** INSTRUCTIONS FOR THE TASK **
Find each line with the word "学士及以上" and copy it.
═══ RECORDS ═══
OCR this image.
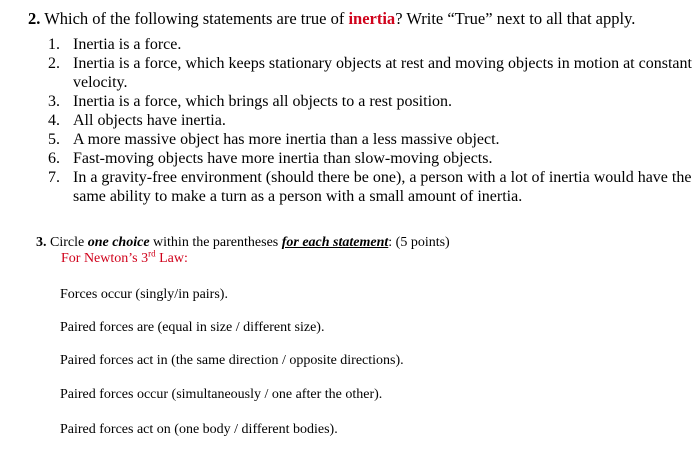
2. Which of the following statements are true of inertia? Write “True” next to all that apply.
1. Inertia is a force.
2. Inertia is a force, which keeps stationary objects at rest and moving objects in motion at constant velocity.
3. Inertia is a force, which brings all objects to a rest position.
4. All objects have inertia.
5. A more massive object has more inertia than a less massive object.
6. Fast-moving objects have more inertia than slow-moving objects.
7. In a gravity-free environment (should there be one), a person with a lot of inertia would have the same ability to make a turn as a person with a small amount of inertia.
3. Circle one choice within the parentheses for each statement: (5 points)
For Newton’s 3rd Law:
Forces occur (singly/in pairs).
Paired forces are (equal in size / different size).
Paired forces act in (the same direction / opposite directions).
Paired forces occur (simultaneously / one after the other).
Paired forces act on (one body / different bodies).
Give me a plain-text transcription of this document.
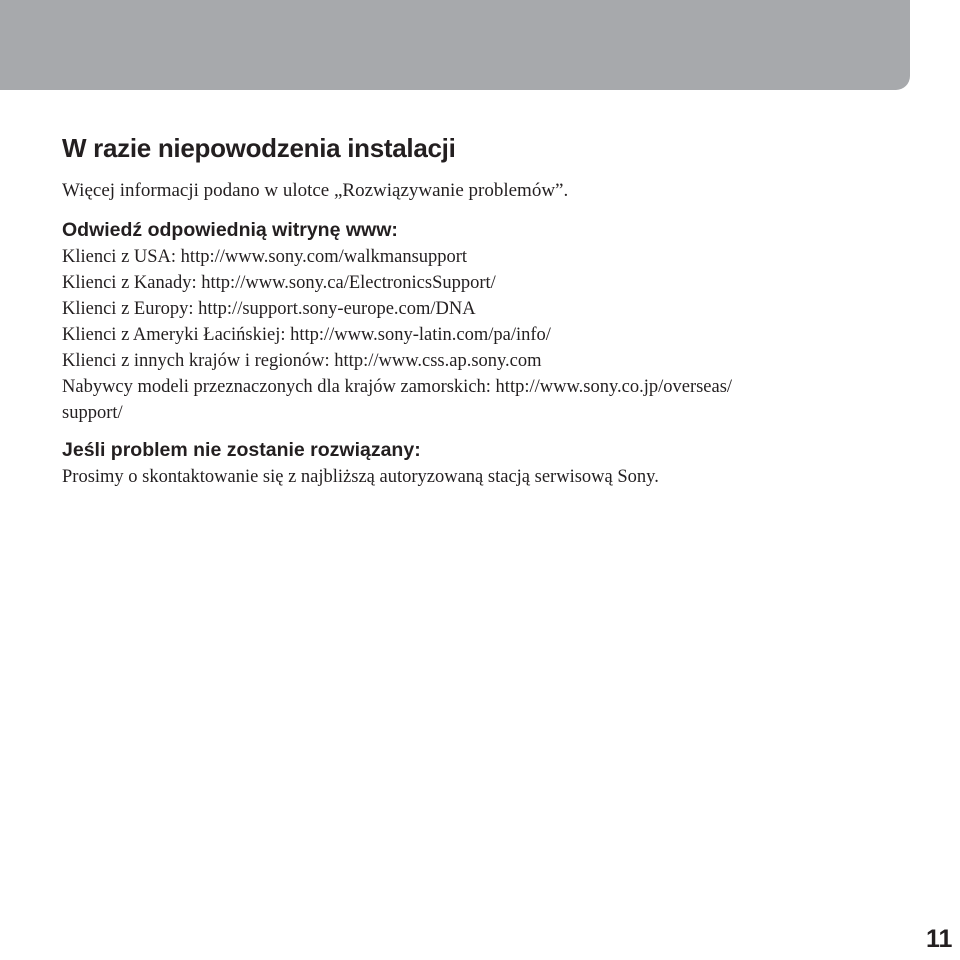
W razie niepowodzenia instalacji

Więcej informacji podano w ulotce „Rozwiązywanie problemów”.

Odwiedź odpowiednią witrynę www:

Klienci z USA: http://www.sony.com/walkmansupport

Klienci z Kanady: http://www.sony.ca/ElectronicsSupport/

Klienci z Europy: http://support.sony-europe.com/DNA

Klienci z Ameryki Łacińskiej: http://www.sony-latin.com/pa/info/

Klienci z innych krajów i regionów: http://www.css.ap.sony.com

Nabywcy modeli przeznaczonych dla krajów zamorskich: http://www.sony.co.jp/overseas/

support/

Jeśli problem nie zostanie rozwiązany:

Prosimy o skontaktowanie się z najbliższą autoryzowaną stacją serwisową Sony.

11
═══
═══ RECORDS ═══
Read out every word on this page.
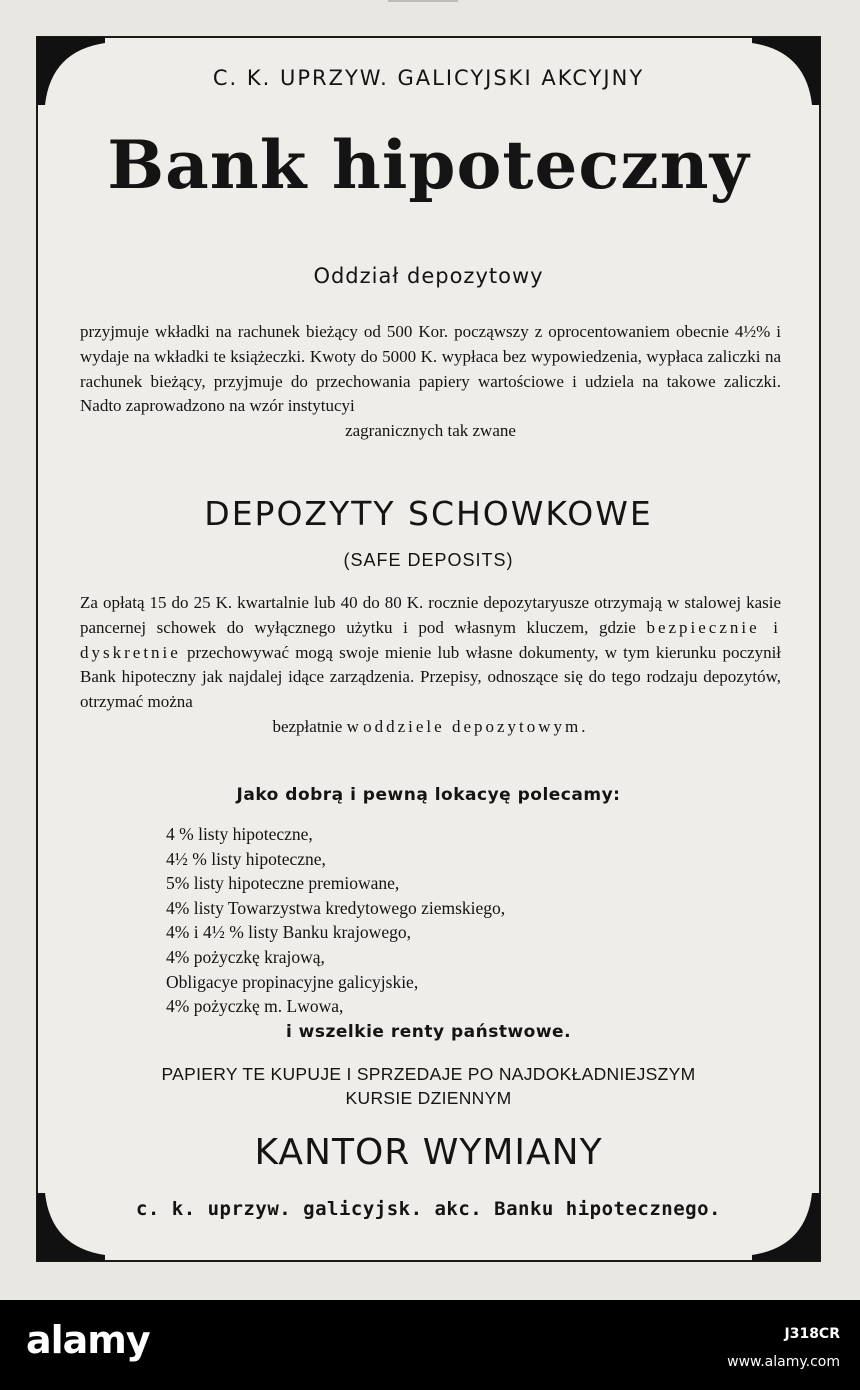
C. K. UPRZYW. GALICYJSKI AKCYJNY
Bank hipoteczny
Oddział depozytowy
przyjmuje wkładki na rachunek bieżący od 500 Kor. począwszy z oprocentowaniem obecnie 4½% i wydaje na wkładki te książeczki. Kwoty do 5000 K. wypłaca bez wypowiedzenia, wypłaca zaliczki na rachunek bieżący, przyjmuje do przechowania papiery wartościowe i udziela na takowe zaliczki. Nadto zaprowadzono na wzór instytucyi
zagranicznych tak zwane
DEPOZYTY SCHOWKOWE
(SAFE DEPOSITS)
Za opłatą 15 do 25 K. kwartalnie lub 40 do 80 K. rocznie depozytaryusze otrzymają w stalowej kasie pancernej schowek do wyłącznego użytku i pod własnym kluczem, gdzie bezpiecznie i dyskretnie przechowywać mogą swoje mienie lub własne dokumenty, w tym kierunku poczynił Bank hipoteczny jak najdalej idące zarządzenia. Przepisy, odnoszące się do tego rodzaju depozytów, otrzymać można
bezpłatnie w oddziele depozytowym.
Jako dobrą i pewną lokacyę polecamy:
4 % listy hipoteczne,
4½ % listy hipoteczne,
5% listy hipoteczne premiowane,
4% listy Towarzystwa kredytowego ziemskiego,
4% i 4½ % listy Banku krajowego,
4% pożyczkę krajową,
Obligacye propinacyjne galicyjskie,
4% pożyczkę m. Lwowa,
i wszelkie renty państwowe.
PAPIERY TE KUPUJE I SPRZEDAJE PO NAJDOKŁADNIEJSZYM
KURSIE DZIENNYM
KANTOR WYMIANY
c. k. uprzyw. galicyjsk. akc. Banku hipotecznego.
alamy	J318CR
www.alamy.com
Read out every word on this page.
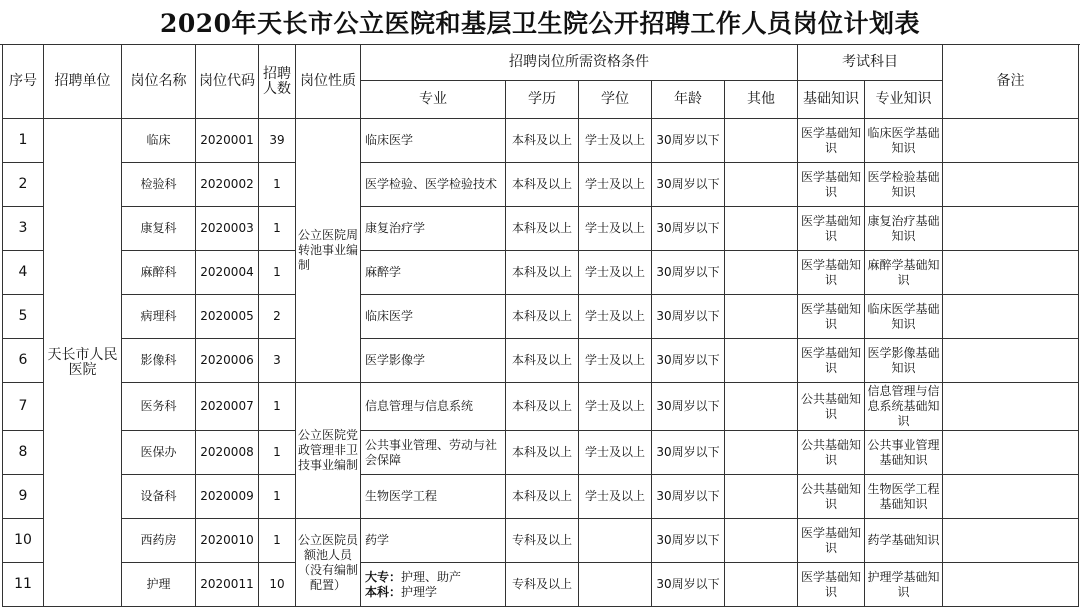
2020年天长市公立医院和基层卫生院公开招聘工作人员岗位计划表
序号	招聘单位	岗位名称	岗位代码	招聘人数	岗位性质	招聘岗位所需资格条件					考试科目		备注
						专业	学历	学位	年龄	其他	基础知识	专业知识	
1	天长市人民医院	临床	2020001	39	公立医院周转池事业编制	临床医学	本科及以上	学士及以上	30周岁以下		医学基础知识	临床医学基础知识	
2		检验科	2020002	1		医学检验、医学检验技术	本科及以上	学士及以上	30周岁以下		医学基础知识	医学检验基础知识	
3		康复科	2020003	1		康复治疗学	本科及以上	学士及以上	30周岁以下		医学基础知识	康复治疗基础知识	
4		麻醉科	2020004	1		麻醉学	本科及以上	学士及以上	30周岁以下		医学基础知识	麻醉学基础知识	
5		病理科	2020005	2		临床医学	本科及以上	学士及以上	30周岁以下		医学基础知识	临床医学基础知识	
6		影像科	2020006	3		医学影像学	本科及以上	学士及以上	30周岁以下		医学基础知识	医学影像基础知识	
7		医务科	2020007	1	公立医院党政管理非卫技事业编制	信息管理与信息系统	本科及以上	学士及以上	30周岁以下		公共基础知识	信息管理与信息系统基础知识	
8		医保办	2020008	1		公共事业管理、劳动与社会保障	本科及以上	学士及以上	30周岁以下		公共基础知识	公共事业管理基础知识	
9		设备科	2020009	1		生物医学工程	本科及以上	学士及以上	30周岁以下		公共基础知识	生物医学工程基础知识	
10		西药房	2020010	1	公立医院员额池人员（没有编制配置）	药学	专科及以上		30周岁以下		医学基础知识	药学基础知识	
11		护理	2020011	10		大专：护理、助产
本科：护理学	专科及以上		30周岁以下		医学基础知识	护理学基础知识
═══
** RESPONSE TO THE TASK **
1	天长市人民医院	临床	2020001	39	公立医院周转池事业编制	临床医学	本科及以上	学士及以上	30周岁以下		医学基础知识	临床医学基础知识	
2		检验科	2020002	1		医学检验、医学检验技术	本科及以上	学士及以上	30周岁以下		医学基础知识	医学检验基础知识	
3		康复科	2020003	1		康复治疗学	本科及以上	学士及以上	30周岁以下		医学基础知识	康复治疗基础知识	
4		麻醉科	2020004	1		麻醉学	本科及以上	学士及以上	30周岁以下		医学基础知识	麻醉学基础知识	
5		病理科	2020005	2		临床医学	本科及以上	学士及以上	30周岁以下		医学基础知识	临床医学基础知识	
6		影像科	2020006	3		医学影像学	本科及以上	学士及以上	30周岁以下		医学基础知识	医学影像基础知识	
7		医务科	2020007	1	公立医院党政管理非卫技事业编制	信息管理与信息系统	本科及以上	学士及以上	30周岁以下		公共基础知识	信息管理与信息系统基础知识	
8		医保办	2020008	1		公共事业管理、劳动与社会保障	本科及以上	学士及以上	30周岁以下		公共基础知识	公共事业管理基础知识	
9		设备科	2020009	1		生物医学工程	本科及以上	学士及以上	30周岁以下		公共基础知识	生物医学工程基础知识	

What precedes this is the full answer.